**DIRECTIONS FOR THIS TASK:** Copy each record exactly as it reads, leaving out any pictures it holds.

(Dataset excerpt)
########################################

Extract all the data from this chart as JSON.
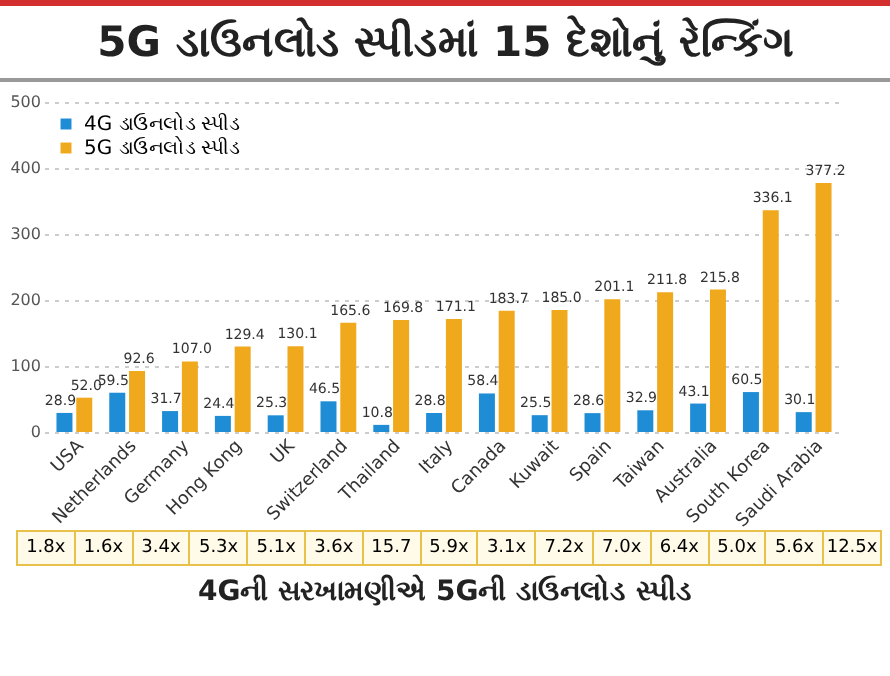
{
  "chart_data": {
    "type": "bar",
    "title": "5G ડાઉનલોડ સ્પીડમાં 15 દેશોનું રેન્કિંગ",
    "categories": [
      "USA",
      "Netherlands",
      "Germany",
      "Hong Kong",
      "UK",
      "Switzerland",
      "Thailand",
      "Italy",
      "Canada",
      "Kuwait",
      "Spain",
      "Taiwan",
      "Australia",
      "South Korea",
      "Saudi Arabia"
    ],
    "series": [
      {
        "name": "4G ડાઉનલોડ સ્પીડ",
        "color": "#1f8dd6",
        "values": [
          28.9,
          59.5,
          31.7,
          24.4,
          25.3,
          46.5,
          10.8,
          28.8,
          58.4,
          25.5,
          28.6,
          32.9,
          43.1,
          60.5,
          30.1
        ],
        "value_labels": [
          "28.9",
          "59.5",
          "31.7",
          "24.4",
          "25.3",
          "46.5",
          "10.8",
          "28.8",
          "58.4",
          "25.5",
          "28.6",
          "32.9",
          "43.1",
          "60.5",
          "30.1"
        ]
      },
      {
        "name": "5G ડાઉનલોડ સ્પીડ",
        "color": "#f0a81c",
        "values": [
          52.0,
          92.6,
          107.0,
          129.4,
          130.1,
          165.6,
          169.8,
          171.1,
          183.7,
          185.0,
          201.1,
          211.8,
          215.8,
          336.1,
          377.2
        ],
        "value_labels": [
          "52.0",
          "92.6",
          "107.0",
          "129.4",
          "130.1",
          "165.6",
          "169.8",
          "171.1",
          "183.7",
          "185.0",
          "201.1",
          "211.8",
          "215.8",
          "336.1",
          "377.2"
        ]
      }
    ],
    "ylim": [
      0,
      500
    ],
    "yticks": [
      0,
      100,
      200,
      300,
      400,
      500
    ],
    "grid": "y",
    "legend": "top left",
    "annotations": [
      "1.8x",
      "1.6x",
      "3.4x",
      "5.3x",
      "5.1x",
      "3.6x",
      "15.7",
      "5.9x",
      "3.1x",
      "7.2x",
      "7.0x",
      "6.4x",
      "5.0x",
      "5.6x",
      "12.5x",
      "4Gની સરખામણીએ 5Gની ડાઉનલોડ સ્પીડ"
    ]
  }
}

########################################

**REPLY:**
Extract all the data from this chart as JSON.
{
  "chart_data": {
    "type": "bar",
    "title": "5G ડાઉનલોડ સ્પીડમાં 15 દેશોનું રેન્કિંગ",
    "categories": [
      "USA",
      "Netherlands",
      "Germany",
      "Hong Kong",
      "UK",
      "Switzerland",
      "Thailand",
      "Italy",
      "Canada",
      "Kuwait",
      "Spain",
      "Taiwan",
      "Australia",
      "South Korea",
      "Saudi Arabia"
    ],
    "series": [
      {
        "name": "4G ડાઉનલોડ સ્પીડ",
        "color": "#1f8dd6",
        "values": [
          28.9,
          59.5,
          31.7,
          24.4,
          25.3,
          46.5,
          10.8,
          28.8,
          58.4,
          25.5,
          28.6,
          32.9,
          43.1,
          60.5,
          30.1
        ],
        "value_labels": [
          "28.9",
          "59.5",
          "31.7",
          "24.4",
          "25.3",
          "46.5",
          "10.8",
          "28.8",
          "58.4",
          "25.5",
          "28.6",
          "32.9",
          "43.1",
          "60.5",
          "30.1"
        ]
      },
      {
        "name": "5G ડાઉનલોડ સ્પીડ",
        "color": "#f0a81c",
        "values": [
          52.0,
          92.6,
          107.0,
          129.4,
          130.1,
          165.6,
          169.8,
          171.1,
          183.7,
          185.0,
          201.1,
          211.8,
          215.8,
          336.1,
          377.2
        ],
        "value_labels": [
          "52.0",
          "92.6",
          "107.0",
          "129.4",
          "130.1",
          "165.6",
          "169.8",
          "171.1",
          "183.7",
          "185.0",
          "201.1",
          "211.8",
          "215.8",
          "336.1",
          "377.2"
        ]
      }
    ],
    "ylim": [
      0,
      500
    ],
    "yticks": [
      0,
      100,
      200,
      300,
      400,
      500
    ],
    "grid": "y",
    "legend": "top left",
    "annotations": [
      "1.8x",
      "1.6x",
      "3.4x",
      "5.3x",
      "5.1x",
      "3.6x",
      "15.7",
      "5.9x",
      "3.1x",
      "7.2x",
      "7.0x",
      "6.4x",
      "5.0x",
      "5.6x",
      "12.5x",
      "4Gની સરખામણીએ 5Gની ડાઉનલોડ સ્પીડ"
    ]
  }
}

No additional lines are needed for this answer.